Saved data entries
■ ■ ■ ■ ■

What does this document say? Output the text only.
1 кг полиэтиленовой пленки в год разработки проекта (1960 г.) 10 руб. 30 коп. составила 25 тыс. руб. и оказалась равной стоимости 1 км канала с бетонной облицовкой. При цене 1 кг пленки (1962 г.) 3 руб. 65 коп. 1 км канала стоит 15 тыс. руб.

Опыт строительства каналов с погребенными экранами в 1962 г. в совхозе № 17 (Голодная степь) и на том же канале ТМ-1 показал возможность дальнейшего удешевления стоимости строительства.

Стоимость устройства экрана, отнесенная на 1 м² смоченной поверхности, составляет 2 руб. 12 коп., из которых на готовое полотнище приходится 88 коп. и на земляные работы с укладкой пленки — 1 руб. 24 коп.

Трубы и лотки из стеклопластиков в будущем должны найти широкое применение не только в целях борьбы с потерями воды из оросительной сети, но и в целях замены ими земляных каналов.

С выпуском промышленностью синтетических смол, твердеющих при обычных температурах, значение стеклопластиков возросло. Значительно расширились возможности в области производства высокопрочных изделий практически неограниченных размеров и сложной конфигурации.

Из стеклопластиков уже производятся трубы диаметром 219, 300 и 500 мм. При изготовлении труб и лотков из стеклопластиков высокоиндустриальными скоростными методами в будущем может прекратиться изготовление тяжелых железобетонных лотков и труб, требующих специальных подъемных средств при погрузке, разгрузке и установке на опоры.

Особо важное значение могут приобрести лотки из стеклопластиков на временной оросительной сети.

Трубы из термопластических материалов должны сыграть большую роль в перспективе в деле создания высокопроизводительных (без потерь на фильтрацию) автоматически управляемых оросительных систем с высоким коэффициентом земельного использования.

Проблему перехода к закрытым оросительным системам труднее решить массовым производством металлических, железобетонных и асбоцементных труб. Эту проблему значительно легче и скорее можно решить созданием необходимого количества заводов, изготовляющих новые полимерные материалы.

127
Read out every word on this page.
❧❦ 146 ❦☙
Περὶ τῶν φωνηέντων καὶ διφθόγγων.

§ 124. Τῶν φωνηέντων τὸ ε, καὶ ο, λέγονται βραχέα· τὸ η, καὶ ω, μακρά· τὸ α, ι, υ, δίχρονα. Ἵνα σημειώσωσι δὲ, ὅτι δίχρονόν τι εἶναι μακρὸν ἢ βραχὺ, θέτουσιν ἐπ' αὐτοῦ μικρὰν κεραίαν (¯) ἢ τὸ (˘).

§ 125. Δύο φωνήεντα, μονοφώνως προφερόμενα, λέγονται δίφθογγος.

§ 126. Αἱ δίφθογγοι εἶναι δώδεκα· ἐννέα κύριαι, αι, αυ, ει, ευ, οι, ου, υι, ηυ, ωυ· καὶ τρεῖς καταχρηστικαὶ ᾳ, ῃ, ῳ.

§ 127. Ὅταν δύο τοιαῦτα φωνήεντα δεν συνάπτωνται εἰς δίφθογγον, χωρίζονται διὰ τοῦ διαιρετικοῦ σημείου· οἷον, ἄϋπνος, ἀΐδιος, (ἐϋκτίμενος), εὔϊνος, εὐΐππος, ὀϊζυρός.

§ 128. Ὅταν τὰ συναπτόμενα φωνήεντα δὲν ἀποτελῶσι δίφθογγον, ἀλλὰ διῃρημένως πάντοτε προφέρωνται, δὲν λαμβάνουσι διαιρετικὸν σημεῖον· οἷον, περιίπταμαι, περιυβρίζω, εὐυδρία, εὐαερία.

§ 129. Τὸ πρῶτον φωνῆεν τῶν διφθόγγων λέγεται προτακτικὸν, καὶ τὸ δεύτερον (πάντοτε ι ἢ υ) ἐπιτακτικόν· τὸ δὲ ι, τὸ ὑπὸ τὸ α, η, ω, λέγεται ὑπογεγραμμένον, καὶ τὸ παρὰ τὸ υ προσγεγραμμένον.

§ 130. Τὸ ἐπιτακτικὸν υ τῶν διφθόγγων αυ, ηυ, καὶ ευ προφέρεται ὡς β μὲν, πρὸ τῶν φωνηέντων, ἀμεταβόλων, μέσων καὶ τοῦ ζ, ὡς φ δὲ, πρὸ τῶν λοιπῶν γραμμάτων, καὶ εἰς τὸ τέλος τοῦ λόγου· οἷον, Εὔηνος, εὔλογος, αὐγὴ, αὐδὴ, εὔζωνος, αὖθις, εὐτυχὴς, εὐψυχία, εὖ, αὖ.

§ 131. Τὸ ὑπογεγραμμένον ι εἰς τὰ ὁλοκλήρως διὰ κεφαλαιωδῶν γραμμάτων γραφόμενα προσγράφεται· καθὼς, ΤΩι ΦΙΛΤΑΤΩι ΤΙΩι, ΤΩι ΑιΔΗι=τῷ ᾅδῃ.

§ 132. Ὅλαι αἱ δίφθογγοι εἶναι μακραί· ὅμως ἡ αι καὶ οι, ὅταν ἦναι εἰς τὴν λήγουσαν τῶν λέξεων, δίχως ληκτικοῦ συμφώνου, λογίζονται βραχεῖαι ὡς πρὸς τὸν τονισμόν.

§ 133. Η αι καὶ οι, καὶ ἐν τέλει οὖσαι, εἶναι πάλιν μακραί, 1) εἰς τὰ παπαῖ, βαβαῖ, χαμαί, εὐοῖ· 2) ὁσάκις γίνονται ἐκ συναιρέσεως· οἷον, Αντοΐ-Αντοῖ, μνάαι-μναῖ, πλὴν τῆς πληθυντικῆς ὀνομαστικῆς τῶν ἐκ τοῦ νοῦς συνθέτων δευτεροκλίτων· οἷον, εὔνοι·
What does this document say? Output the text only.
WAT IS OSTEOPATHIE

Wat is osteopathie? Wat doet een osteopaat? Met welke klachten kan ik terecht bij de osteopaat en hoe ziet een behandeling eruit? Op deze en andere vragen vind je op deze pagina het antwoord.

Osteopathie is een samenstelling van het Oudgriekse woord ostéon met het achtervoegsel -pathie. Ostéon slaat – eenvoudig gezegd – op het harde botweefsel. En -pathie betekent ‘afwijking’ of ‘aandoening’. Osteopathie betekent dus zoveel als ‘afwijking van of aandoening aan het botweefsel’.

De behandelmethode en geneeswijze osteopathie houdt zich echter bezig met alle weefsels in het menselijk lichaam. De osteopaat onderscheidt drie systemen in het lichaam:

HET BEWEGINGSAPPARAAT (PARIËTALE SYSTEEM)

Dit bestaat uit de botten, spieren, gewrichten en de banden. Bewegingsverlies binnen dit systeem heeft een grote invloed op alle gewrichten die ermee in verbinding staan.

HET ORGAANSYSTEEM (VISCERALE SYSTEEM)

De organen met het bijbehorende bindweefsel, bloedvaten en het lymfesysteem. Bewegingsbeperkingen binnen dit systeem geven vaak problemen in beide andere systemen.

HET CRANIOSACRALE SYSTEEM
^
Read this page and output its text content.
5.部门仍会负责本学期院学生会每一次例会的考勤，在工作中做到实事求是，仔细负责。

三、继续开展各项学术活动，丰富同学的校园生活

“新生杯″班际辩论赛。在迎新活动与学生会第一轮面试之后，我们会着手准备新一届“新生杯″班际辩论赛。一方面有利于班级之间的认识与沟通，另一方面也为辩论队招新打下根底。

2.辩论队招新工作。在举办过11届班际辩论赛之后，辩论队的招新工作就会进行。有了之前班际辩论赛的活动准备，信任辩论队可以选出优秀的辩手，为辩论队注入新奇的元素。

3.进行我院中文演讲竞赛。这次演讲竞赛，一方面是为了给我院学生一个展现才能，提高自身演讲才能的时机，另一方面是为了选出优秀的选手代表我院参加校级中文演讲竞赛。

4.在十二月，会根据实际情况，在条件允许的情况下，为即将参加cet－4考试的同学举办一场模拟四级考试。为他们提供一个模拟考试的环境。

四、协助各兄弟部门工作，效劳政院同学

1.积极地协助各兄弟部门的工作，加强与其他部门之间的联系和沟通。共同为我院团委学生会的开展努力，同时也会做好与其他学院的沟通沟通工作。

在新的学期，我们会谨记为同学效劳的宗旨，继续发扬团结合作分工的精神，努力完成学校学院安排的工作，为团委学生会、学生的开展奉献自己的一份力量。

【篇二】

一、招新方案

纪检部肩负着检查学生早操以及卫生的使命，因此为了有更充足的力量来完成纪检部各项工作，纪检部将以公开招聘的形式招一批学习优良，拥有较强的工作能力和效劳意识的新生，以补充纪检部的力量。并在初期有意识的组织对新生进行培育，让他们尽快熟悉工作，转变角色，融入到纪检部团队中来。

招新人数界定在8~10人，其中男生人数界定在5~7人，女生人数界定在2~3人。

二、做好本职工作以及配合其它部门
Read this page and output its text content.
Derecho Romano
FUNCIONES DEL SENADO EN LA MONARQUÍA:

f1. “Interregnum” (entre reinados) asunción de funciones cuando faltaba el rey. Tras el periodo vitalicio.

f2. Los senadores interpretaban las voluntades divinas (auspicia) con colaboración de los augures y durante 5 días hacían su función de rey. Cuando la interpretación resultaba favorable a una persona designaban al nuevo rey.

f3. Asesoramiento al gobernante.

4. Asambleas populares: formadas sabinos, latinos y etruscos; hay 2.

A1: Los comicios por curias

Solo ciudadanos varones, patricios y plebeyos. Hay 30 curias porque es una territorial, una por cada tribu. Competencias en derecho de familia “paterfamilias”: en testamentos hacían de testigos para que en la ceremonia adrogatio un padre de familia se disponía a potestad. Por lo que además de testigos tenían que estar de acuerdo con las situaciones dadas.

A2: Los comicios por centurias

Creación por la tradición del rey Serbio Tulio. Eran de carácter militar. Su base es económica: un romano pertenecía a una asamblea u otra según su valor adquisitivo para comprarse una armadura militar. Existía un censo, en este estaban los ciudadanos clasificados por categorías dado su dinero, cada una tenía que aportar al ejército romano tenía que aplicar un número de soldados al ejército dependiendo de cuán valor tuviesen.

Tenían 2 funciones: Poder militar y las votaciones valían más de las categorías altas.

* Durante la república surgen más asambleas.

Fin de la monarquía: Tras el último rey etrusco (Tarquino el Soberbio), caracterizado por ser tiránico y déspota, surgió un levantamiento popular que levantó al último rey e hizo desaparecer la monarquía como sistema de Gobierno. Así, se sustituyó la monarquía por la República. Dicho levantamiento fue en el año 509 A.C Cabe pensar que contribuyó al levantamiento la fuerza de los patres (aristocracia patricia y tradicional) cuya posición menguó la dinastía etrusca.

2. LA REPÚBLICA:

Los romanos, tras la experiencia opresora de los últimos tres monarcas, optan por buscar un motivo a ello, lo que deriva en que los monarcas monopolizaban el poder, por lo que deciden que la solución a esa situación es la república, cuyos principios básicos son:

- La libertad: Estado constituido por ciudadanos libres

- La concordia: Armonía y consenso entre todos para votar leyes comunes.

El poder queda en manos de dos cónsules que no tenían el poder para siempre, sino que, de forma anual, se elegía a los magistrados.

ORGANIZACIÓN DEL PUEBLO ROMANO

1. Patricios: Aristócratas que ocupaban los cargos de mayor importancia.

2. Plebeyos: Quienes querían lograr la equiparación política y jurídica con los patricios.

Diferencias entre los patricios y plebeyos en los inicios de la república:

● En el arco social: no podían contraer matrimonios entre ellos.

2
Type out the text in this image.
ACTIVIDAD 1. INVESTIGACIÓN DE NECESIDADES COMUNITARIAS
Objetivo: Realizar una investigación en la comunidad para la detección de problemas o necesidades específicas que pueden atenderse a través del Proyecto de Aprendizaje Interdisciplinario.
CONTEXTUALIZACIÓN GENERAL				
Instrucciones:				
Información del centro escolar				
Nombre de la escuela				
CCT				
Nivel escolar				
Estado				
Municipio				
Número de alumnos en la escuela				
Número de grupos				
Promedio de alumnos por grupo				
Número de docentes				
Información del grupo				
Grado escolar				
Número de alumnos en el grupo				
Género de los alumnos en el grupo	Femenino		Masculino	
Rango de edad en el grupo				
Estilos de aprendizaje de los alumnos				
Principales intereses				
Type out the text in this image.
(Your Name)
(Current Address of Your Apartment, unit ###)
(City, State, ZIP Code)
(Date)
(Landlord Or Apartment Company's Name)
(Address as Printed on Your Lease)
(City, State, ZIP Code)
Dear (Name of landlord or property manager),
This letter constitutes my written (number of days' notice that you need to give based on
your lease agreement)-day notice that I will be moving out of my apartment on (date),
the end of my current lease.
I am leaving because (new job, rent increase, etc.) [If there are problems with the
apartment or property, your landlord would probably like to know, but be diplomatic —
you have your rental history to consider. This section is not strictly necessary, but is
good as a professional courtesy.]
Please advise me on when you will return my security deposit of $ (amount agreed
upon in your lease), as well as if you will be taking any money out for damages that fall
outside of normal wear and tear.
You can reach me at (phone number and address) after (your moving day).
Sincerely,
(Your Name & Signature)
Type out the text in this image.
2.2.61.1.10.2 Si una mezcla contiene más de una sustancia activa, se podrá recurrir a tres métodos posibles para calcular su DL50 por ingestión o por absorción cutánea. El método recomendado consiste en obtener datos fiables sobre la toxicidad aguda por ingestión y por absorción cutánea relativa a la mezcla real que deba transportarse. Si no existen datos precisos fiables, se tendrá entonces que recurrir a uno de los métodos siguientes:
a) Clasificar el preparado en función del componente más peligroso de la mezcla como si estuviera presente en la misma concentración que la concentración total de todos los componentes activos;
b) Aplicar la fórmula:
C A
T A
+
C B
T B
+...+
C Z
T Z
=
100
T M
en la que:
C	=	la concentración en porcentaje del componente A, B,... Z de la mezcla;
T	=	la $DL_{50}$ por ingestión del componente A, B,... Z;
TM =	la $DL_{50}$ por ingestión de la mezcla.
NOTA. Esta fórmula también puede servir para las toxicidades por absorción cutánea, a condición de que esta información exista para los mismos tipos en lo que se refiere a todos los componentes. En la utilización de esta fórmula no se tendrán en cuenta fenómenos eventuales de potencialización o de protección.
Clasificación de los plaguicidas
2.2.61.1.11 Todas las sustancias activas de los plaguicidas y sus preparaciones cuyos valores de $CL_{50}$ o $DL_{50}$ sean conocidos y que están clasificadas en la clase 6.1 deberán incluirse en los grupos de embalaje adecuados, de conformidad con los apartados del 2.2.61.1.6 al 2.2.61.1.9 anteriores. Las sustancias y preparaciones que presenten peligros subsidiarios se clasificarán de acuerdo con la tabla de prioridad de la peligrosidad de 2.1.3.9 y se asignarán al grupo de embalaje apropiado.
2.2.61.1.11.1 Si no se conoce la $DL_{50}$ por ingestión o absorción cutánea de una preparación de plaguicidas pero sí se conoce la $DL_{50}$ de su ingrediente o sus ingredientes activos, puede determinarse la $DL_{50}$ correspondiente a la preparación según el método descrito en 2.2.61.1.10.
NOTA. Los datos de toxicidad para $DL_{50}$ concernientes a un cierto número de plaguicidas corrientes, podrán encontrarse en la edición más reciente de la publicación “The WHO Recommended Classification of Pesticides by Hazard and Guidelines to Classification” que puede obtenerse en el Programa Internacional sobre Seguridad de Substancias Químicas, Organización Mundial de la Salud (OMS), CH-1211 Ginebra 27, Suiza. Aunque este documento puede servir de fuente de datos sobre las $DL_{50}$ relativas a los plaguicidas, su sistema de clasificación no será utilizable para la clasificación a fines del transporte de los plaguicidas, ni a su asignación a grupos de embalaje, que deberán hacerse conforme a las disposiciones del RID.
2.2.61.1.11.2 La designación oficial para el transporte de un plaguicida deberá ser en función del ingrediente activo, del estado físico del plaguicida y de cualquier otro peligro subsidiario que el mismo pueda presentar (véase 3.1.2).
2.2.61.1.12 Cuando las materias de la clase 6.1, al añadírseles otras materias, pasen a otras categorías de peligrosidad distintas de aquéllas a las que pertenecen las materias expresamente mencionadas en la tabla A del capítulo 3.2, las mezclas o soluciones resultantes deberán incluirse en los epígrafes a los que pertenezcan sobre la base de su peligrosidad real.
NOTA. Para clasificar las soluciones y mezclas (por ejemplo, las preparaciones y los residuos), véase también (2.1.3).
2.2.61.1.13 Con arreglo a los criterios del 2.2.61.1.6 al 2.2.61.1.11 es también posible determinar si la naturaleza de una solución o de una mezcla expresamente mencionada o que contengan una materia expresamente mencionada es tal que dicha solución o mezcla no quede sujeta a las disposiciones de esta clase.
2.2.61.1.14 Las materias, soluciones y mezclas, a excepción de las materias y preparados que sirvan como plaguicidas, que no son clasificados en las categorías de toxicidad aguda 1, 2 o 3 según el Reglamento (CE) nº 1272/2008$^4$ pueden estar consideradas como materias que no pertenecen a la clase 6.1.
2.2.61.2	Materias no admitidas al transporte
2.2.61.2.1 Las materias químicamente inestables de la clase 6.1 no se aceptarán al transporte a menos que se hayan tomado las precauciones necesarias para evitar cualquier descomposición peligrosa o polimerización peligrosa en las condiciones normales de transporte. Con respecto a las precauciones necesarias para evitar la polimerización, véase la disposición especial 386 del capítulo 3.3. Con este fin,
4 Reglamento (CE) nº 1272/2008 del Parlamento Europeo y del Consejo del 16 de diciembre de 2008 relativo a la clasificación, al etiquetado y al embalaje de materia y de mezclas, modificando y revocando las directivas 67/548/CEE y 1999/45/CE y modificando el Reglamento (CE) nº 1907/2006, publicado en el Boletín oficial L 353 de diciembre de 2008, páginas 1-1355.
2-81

■ ■ ■ ■ ■

### Task
Please list every line of the records that contains "aguda".

### Final answer
2.2.61.1.10.2 Si una mezcla contiene más de una sustancia activa, se podrá recurrir a tres métodos posibles para calcular su DL50 por ingestión o por absorción cutánea. El método recomendado consiste en obtener datos fiables sobre la toxicidad aguda por ingestión y por absorción cutánea relativa a la mezcla real que deba transportarse. Si no existen datos precisos fiables, se tendrá entonces que recurrir a uno de los métodos siguientes:
2.2.61.1.14 Las materias, soluciones y mezclas, a excepción de las materias y preparados que sirvan como plaguicidas, que no son clasificados en las categorías de toxicidad aguda 1, 2 o 3 según el Reglamento (CE) nº 1272/2008$^4$ pueden estar consideradas como materias que no pertenecen a la clase 6.1.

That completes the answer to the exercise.